Task directions:
Give the entries back exactly, dropping each image.

Entries provided:
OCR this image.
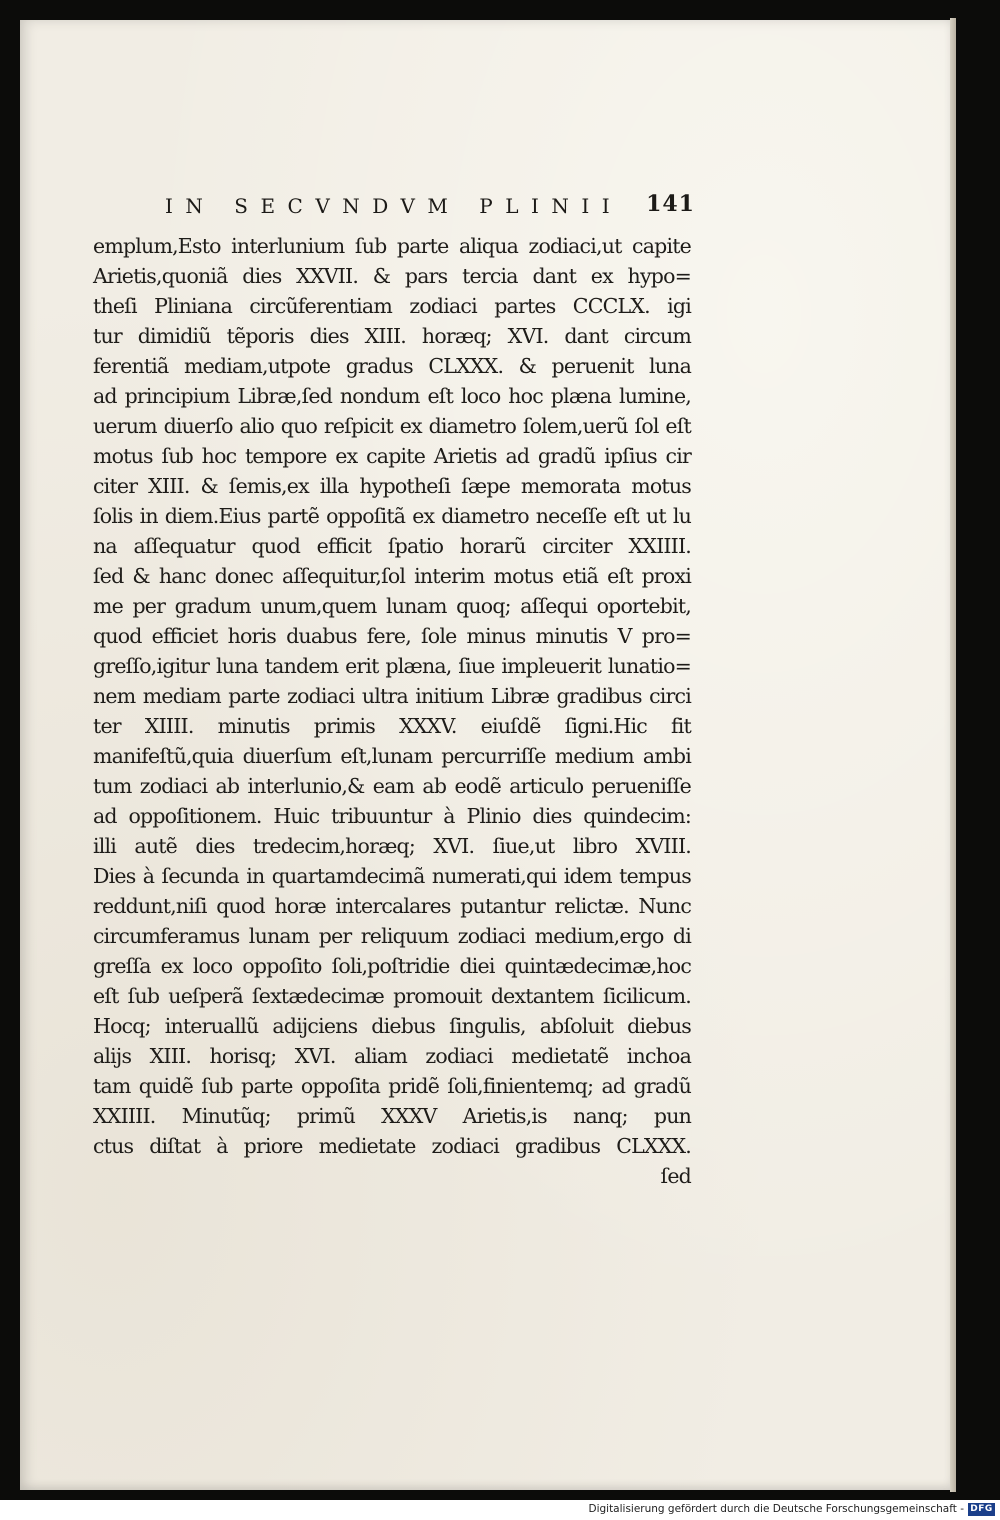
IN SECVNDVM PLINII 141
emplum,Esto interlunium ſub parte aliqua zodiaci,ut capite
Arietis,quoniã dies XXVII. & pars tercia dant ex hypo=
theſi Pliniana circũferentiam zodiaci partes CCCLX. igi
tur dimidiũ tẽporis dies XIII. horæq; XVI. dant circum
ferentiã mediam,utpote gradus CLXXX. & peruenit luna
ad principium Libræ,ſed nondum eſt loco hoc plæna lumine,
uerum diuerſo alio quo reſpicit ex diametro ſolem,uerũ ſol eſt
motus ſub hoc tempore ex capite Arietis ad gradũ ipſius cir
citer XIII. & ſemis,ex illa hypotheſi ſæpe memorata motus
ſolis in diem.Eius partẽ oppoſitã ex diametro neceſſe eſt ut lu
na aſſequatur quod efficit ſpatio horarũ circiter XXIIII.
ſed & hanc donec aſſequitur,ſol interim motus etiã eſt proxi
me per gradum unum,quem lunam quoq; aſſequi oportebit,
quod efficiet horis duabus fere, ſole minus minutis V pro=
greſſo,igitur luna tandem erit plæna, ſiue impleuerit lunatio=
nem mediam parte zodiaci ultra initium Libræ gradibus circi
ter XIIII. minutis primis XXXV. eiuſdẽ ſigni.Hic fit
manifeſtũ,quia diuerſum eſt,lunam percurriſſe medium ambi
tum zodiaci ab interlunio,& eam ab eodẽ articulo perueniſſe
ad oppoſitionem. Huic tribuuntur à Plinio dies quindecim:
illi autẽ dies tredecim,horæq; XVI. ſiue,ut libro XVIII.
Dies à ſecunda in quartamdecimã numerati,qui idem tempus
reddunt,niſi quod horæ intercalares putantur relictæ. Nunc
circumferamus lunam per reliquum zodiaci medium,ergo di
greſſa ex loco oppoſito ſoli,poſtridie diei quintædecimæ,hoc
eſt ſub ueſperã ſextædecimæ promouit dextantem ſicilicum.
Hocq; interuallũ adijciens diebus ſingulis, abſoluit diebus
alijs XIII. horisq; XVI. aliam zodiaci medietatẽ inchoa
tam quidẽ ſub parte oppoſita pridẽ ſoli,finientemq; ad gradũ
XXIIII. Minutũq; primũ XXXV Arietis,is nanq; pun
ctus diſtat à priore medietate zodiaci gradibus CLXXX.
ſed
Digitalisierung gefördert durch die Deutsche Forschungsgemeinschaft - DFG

Answer to the task:
OCR this image.
IN SECVNDVM PLINII 141
emplum,Esto interlunium ſub parte aliqua zodiaci,ut capite
Arietis,quoniã dies XXVII. & pars tercia dant ex hypo=
theſi Pliniana circũferentiam zodiaci partes CCCLX. igi
tur dimidiũ tẽporis dies XIII. horæq; XVI. dant circum
ferentiã mediam,utpote gradus CLXXX. & peruenit luna
ad principium Libræ,ſed nondum eſt loco hoc plæna lumine,
uerum diuerſo alio quo reſpicit ex diametro ſolem,uerũ ſol eſt
motus ſub hoc tempore ex capite Arietis ad gradũ ipſius cir
citer XIII. & ſemis,ex illa hypotheſi ſæpe memorata motus
ſolis in diem.Eius partẽ oppoſitã ex diametro neceſſe eſt ut lu
na aſſequatur quod efficit ſpatio horarũ circiter XXIIII.
ſed & hanc donec aſſequitur,ſol interim motus etiã eſt proxi
me per gradum unum,quem lunam quoq; aſſequi oportebit,
quod efficiet horis duabus fere, ſole minus minutis V pro=
greſſo,igitur luna tandem erit plæna, ſiue impleuerit lunatio=
nem mediam parte zodiaci ultra initium Libræ gradibus circi
ter XIIII. minutis primis XXXV. eiuſdẽ ſigni.Hic fit
manifeſtũ,quia diuerſum eſt,lunam percurriſſe medium ambi
tum zodiaci ab interlunio,& eam ab eodẽ articulo perueniſſe
ad oppoſitionem. Huic tribuuntur à Plinio dies quindecim:
illi autẽ dies tredecim,horæq; XVI. ſiue,ut libro XVIII.
Dies à ſecunda in quartamdecimã numerati,qui idem tempus
reddunt,niſi quod horæ intercalares putantur relictæ. Nunc
circumferamus lunam per reliquum zodiaci medium,ergo di
greſſa ex loco oppoſito ſoli,poſtridie diei quintædecimæ,hoc
eſt ſub ueſperã ſextædecimæ promouit dextantem ſicilicum.
Hocq; interuallũ adijciens diebus ſingulis, abſoluit diebus
alijs XIII. horisq; XVI. aliam zodiaci medietatẽ inchoa
tam quidẽ ſub parte oppoſita pridẽ ſoli,finientemq; ad gradũ
XXIIII. Minutũq; primũ XXXV Arietis,is nanq; pun
ctus diſtat à priore medietate zodiaci gradibus CLXXX.
ſed
Digitalisierung gefördert durch die Deutsche Forschungsgemeinschaft - DFG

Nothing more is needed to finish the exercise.